#### To-do list:
#1 Name every stock ticker that appears in the line beginning "Out[57]" of the Python lists excerpt.
#2 Revise the part of the Python lists excerpt between "In [63]: stock_list" and "lists python data structures.", inclusive, so that "stock_list" is replaced by "my_stocks" everywhere it occurs.

#### Source extract:
══════════

Unlike tuples, lists python data structures are mutable. That is, we can change the content even after it is created. Again, the slicing operation helps us here

In [57]: stock_list
Out[57]: ['HP', 'GOOG', 'TSLA', 'MSFT', 'AAPL', 'AMZN', 'NLFX']
# Updating the first element
In [58]: stock_list[0] = 'NVDA'
# Updating the last 3 elements
In [59]: stock_list[-3:] = ['AMD', 'GE', 'BAC']
In [60]: stock_list
Out[60]: ['NVDA', 'GOOG', 'TSLA', 'AMD', 'GE', 'BAC']

It is also possible to add new elements to an existing list. Essentially a list is an object in Python. Hence, the list class provides various methods to be used upon the list object. There are two methods append() and extend() which are used to update an existing list.

  • append(element) method adds a single element to the end of the list. It does not return the new list, just modifies the original list.
  • extend(list2) method adds the elements in list2 to the end of the list.
In [61]: stock_list
Out[61]: ['HP', 'GOOG', 'MSFT']
In [62]: stock_list.append('AMZN')
In [63]: stock_list
Out[63]: ['HP', 'GOOG', 'MSFT', 'AMZN']

In the above example, we add a new element using the append() method. Let's add multiple elements to the list. In Python data structures, whenever we are to add multiple literal to any object, we enclose it within list i.e. using [] the square brackets. The output that we expect is the appended list with all the new elements.

In [64]: stock_list.append(['TSLA', 'GE', 'NLFX'])
In [65]: stock_list
Out[65]: ['HP', 'GOOG', 'MSFT', 'AMZN', ['TSLA', 'GE', 'NLFX']]

The output we got is not as per our expectation. Python amended the new element as a single element to the stock_list instead of appending three different elements. The extend() method is provided to achieve this in lists python data structures.

In [66]: stock_list
Out[66]: ['HP', 'GOOG', 'MSFT', 'AMZN']
In [67]: stock_list.extend(['TSLA', 'GE', 'NLFX'])
In [68]: stock_list
Out[68]: ['HP', 'GOOG', 'MSFT', 'AMZN', 'TSLA', 'GE', 'NLFX']

To simplify, the append() method is used to add a single element to the existing list and it takes a single element as an argument, whereas the extend() method is used to add multiple elements to the existing list and it takes a list as an argument.

List Manipulation

Lists are one of the most versatile and used python data structures. In addition to the above-discussed methods, we also have other useful methods at our disposal. Some of them are listed below:

  • insert(index, element) : Inserts an item at a given position. The first argument is the index of the element before which to insert, so list.insert(0, element) inserts at the beginning of the list.

══════════

#### Stored records:

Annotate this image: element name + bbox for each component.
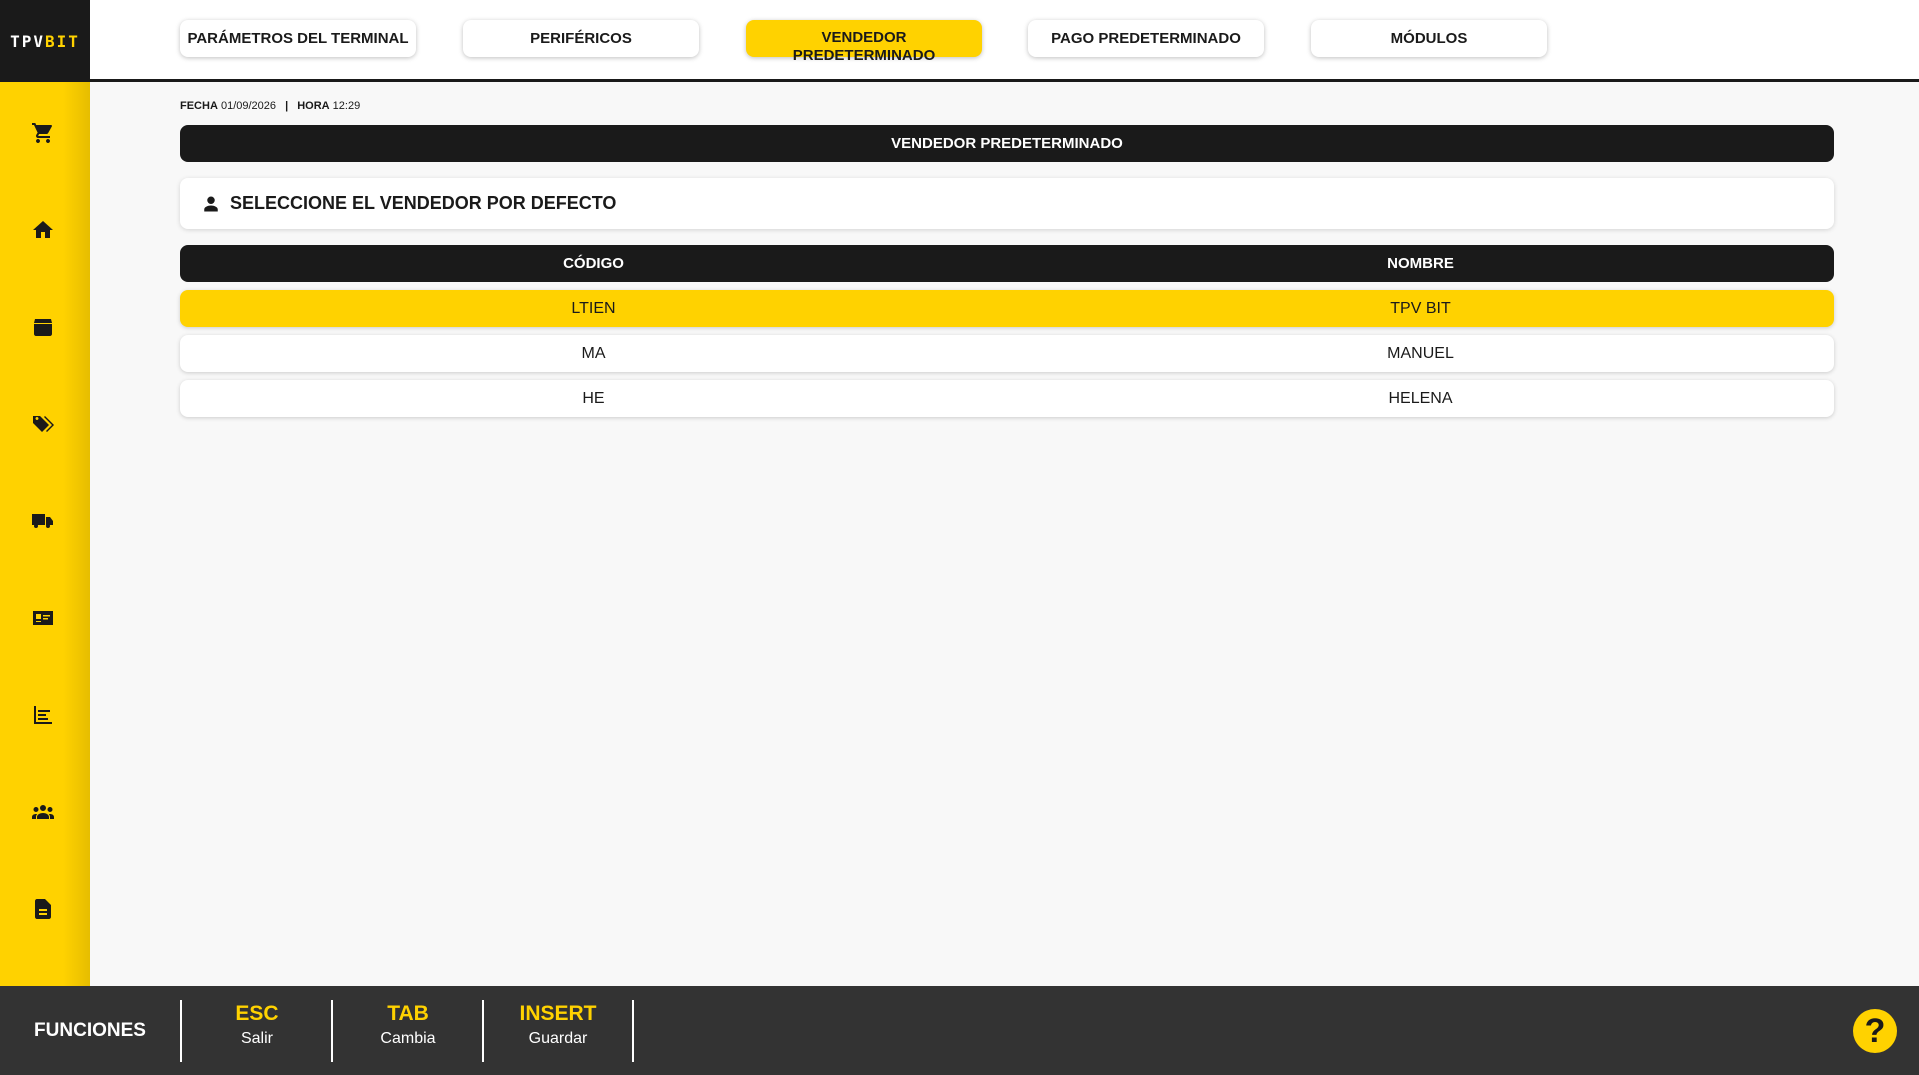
insert-key-button[interactable]: INSERT Guardar [482, 1000, 634, 1062]
key-action: Salir [240, 1030, 273, 1047]
tab-label-line2: PREDETERMINADO [792, 47, 936, 64]
cell-nombre: HELENA [1388, 390, 1453, 407]
esc-key-button[interactable]: ESC Salir [180, 1000, 332, 1062]
tags-icon[interactable] [30, 411, 56, 437]
table-row[interactable]: HE HELENA [180, 380, 1834, 417]
fecha-value: 01/09/2026 [220, 100, 277, 112]
help-icon[interactable]: ? [1853, 1009, 1897, 1053]
tab-pago-predeterminado[interactable]: PAGO PREDETERMINADO [1028, 20, 1264, 57]
select-vendor-label: SELECCIONE EL VENDEDOR POR DEFECTO [230, 193, 617, 213]
sidebar [0, 82, 90, 986]
hora-label: HORA [297, 100, 330, 112]
cell-nombre: TPV BIT [1390, 300, 1451, 317]
key-label: TAB [387, 1002, 429, 1025]
app-logo: TPV BIT [0, 0, 90, 82]
cell-codigo: MA [581, 345, 606, 362]
tab-vendedor-predeterminado[interactable]: VENDEDOR PREDETERMINADO [746, 20, 982, 64]
cell-codigo: LTIEN [571, 300, 616, 317]
select-vendor-box: SELECCIONE EL VENDEDOR POR DEFECTO [180, 178, 1834, 229]
box-icon[interactable] [30, 314, 56, 340]
document-icon[interactable] [30, 896, 56, 922]
hora-value: 12:29 [332, 100, 361, 112]
id-card-icon[interactable] [30, 605, 56, 631]
logo-text-main: TPV [10, 31, 45, 51]
table-row[interactable]: LTIEN TPV BIT [180, 290, 1834, 327]
key-label: INSERT [519, 1002, 597, 1025]
key-action: Guardar [528, 1030, 588, 1047]
top-tab-bar: PARÁMETROS DEL TERMINAL PERIFÉRICOS VEND… [90, 0, 1919, 82]
truck-icon[interactable] [30, 508, 56, 534]
home-icon[interactable] [30, 217, 56, 243]
tab-modulos[interactable]: MÓDULOS [1311, 20, 1547, 57]
cell-codigo: HE [582, 390, 605, 407]
tab-key-button[interactable]: TAB Cambia [331, 1000, 483, 1062]
date-time-display: FECHA 01/09/2026 | HORA 12:29 [180, 100, 360, 112]
user-icon [204, 196, 218, 211]
table-header: CÓDIGO NOMBRE [180, 245, 1834, 282]
users-icon[interactable] [30, 799, 56, 825]
column-header-nombre: NOMBRE [1387, 255, 1454, 272]
tab-parametros-terminal[interactable]: PARÁMETROS DEL TERMINAL [180, 20, 416, 57]
key-label: ESC [235, 1002, 279, 1025]
table-row[interactable]: MA MANUEL [180, 335, 1834, 372]
help-symbol: ? [1864, 1012, 1886, 1050]
logo-text-accent: BIT [45, 31, 80, 51]
footer-title: FUNCIONES [34, 1020, 146, 1041]
chart-icon[interactable] [30, 702, 56, 728]
cart-icon[interactable] [30, 120, 56, 146]
tab-perifericos[interactable]: PERIFÉRICOS [463, 20, 699, 57]
footer-function-bar: FUNCIONES ESC Salir TAB Cambia INSERT Gu… [0, 986, 1919, 1075]
datetime-separator: | [285, 100, 289, 112]
column-header-codigo: CÓDIGO [563, 255, 624, 272]
section-title: VENDEDOR PREDETERMINADO [180, 125, 1834, 162]
fecha-label: FECHA [180, 100, 218, 112]
key-action: Cambia [380, 1030, 436, 1047]
tab-label-line1: VENDEDOR [821, 29, 907, 46]
cell-nombre: MANUEL [1387, 345, 1454, 362]
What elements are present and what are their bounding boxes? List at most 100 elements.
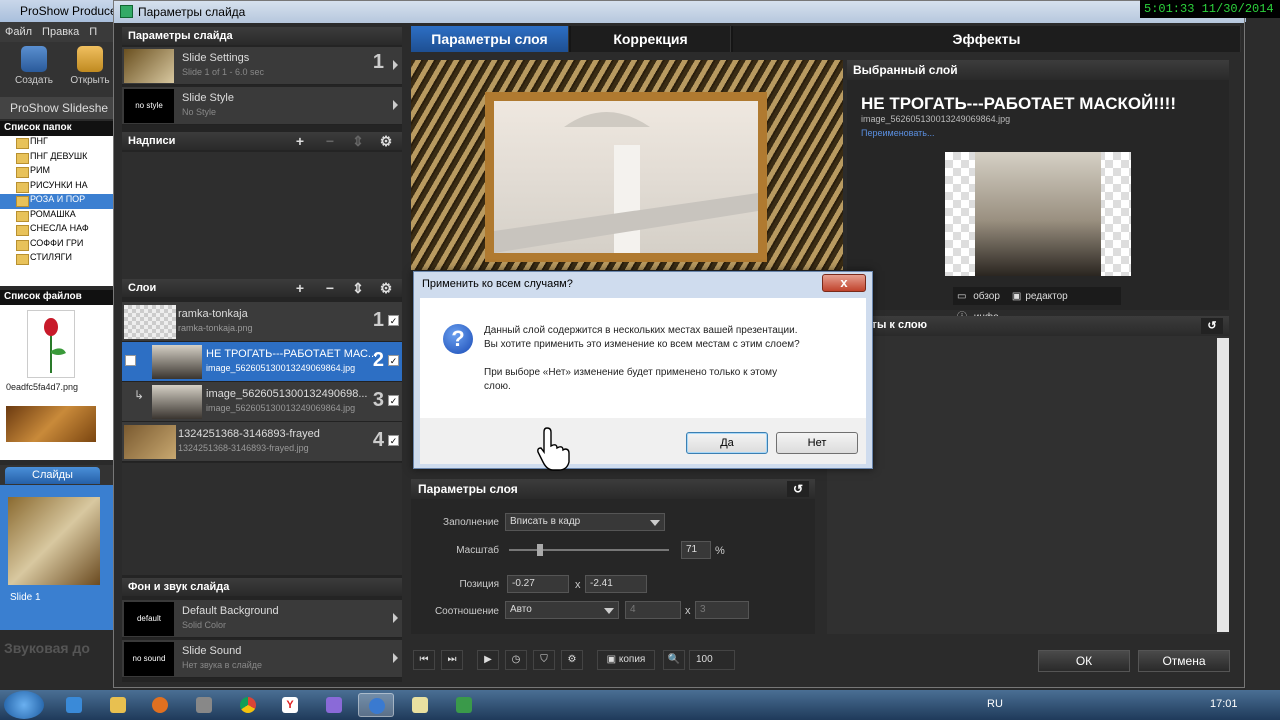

══════════

#### Problem solutions:
#1 HP, GOOG, TSLA, MSFT, AAPL, AMZN, NLFX

#2
In [63]: my_stocks
Out[63]: ['HP', 'GOOG', 'MSFT', 'AMZN']

In the above example, we add a new element using the append() method. Let's add multiple elements to the list. In Python data structures, whenever we are to add multiple literal to any object, we enclose it within list i.e. using [] the square brackets. The output that we expect is the appended list with all the new elements.

In [64]: my_stocks.append(['TSLA', 'GE', 'NLFX'])
In [65]: my_stocks
Out[65]: ['HP', 'GOOG', 'MSFT', 'AMZN', ['TSLA', 'GE', 'NLFX']]

The output we got is not as per our expectation. Python amended the new element as a single element to the my_stocks instead of appending three different elements. The extend() method is provided to achieve this in lists python data structures.